Dataset entries on figures
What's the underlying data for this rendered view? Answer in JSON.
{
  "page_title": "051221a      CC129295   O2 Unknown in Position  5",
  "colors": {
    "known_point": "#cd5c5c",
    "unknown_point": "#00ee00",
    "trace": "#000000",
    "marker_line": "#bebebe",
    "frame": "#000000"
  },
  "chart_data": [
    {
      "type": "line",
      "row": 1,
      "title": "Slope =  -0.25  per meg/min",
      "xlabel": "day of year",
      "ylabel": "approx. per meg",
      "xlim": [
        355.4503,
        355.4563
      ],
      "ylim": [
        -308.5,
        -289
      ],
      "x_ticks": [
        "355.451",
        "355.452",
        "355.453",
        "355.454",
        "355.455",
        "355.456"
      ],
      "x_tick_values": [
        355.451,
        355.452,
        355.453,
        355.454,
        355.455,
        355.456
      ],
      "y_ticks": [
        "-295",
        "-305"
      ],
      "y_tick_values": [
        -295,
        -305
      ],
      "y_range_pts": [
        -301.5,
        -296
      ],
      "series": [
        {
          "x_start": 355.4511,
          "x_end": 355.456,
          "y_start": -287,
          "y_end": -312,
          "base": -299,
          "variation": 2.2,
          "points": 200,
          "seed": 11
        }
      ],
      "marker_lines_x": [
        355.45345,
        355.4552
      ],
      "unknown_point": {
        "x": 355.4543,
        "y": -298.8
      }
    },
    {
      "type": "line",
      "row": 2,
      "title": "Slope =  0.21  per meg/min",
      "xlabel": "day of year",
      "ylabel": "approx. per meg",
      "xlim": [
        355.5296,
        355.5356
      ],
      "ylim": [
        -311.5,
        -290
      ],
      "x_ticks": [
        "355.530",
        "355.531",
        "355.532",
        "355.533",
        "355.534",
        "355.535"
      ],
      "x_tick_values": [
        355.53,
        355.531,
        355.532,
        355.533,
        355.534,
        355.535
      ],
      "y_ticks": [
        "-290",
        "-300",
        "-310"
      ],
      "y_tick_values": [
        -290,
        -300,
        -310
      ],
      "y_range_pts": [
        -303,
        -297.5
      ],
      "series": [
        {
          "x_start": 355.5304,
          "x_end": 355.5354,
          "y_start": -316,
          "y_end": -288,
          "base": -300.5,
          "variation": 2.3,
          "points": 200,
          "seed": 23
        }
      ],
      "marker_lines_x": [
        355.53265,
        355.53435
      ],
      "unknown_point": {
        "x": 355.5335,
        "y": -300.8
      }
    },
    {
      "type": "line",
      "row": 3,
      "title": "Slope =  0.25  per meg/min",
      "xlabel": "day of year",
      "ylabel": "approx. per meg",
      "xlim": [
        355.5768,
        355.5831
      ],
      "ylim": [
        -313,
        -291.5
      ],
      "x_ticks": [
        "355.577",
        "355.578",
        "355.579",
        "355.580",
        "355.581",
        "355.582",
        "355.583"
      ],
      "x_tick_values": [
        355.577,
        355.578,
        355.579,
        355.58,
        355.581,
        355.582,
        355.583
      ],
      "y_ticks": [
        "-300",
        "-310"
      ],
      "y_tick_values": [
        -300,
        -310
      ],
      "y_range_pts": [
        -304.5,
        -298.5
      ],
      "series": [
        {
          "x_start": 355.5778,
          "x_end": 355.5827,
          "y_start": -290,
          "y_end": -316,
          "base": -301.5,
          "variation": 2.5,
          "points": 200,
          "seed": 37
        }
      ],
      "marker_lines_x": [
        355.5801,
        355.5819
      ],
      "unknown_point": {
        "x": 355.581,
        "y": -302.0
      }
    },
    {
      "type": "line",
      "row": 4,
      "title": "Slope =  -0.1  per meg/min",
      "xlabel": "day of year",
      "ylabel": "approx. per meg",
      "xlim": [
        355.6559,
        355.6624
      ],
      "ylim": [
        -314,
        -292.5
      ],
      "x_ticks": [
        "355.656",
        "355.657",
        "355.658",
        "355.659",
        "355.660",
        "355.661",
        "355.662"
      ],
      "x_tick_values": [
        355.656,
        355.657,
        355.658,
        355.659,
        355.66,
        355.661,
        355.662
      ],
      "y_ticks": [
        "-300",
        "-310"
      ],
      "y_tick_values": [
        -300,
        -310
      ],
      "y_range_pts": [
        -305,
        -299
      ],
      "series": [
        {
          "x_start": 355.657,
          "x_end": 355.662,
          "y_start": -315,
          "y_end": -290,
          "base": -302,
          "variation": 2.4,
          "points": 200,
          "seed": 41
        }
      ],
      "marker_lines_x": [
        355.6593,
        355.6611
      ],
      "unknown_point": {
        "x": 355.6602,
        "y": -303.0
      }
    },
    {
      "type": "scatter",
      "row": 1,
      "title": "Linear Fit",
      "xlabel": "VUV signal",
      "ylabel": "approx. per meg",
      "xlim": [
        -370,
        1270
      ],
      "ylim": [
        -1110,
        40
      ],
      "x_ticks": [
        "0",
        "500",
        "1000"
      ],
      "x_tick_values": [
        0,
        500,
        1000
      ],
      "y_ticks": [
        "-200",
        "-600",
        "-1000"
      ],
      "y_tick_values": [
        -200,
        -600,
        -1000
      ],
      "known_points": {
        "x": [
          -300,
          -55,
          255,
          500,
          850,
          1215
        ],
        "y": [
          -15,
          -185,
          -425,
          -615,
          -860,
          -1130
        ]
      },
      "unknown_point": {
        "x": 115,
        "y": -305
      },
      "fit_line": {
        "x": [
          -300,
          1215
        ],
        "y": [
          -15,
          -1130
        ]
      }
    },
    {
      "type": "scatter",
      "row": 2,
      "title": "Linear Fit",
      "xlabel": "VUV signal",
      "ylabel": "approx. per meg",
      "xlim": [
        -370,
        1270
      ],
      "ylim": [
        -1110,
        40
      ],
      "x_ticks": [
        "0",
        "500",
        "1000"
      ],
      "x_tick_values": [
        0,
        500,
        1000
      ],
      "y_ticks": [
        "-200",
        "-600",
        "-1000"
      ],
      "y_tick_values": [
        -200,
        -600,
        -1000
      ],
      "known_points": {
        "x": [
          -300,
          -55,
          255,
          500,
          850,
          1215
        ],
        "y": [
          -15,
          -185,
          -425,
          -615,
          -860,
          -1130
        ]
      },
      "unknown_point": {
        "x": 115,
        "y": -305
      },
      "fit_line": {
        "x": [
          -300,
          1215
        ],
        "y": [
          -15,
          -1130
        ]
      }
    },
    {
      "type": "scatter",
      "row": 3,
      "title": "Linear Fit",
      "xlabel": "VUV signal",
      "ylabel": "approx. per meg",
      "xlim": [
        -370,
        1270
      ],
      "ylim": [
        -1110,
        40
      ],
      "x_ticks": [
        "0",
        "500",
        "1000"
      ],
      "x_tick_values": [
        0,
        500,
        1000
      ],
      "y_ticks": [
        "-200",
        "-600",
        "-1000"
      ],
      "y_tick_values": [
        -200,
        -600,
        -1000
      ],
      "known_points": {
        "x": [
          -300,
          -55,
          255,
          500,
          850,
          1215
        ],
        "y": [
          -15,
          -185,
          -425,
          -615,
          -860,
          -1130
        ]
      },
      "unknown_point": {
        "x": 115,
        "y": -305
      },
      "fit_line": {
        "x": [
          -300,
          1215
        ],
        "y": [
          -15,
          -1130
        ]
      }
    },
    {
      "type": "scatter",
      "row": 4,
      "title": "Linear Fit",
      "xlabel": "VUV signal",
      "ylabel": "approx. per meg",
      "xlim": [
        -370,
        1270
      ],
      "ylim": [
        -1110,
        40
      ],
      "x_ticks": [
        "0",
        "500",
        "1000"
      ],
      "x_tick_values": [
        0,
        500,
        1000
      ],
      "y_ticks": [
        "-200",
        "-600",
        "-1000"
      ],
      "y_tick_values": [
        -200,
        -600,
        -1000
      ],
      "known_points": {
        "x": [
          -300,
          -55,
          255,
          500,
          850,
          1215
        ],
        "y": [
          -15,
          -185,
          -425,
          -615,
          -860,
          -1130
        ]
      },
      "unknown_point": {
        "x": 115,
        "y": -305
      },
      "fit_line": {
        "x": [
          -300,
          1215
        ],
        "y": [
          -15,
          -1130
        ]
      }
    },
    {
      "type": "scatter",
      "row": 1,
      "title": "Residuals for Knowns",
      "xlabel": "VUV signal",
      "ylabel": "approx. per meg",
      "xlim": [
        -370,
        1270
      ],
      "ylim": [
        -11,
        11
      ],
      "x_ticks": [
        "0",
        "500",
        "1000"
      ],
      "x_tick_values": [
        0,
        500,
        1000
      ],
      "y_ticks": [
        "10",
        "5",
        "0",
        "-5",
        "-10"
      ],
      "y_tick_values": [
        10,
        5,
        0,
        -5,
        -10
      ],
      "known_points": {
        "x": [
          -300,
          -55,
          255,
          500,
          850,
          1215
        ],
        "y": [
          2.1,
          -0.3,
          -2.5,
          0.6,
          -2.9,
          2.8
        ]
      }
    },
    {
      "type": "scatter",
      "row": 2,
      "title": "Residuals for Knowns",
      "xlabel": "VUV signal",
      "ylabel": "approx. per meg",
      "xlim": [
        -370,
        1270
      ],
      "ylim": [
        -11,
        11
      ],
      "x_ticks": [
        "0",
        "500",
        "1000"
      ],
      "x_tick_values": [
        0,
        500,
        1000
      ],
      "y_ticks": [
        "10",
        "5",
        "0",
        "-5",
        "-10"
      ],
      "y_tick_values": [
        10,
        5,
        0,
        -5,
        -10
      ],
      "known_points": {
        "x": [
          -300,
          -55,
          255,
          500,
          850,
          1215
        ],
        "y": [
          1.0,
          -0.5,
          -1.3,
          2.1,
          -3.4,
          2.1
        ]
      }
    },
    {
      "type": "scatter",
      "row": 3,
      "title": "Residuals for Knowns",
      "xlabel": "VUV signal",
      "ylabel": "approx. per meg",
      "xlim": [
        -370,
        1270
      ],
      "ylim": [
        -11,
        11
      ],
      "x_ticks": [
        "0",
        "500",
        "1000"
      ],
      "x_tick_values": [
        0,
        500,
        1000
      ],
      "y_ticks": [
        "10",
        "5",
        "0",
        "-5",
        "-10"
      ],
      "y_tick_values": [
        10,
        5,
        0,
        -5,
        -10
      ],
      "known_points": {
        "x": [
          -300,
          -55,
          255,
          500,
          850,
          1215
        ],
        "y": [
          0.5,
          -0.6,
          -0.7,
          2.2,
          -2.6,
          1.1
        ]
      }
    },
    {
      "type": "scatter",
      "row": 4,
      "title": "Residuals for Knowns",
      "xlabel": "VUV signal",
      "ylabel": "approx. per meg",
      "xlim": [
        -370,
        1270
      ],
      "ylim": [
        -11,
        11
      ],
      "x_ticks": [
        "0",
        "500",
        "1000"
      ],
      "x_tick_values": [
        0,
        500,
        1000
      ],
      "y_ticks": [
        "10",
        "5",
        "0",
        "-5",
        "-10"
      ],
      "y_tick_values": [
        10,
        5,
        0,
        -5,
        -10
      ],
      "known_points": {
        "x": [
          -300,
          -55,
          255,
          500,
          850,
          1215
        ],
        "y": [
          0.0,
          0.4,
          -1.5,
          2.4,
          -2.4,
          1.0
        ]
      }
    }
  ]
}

## TO DO
Pull out every line of the records that includes the string "variation".

## WRITTEN SOLUTION
          "variation": 2.2,
          "variation": 2.3,
          "variation": 2.5,
          "variation": 2.4,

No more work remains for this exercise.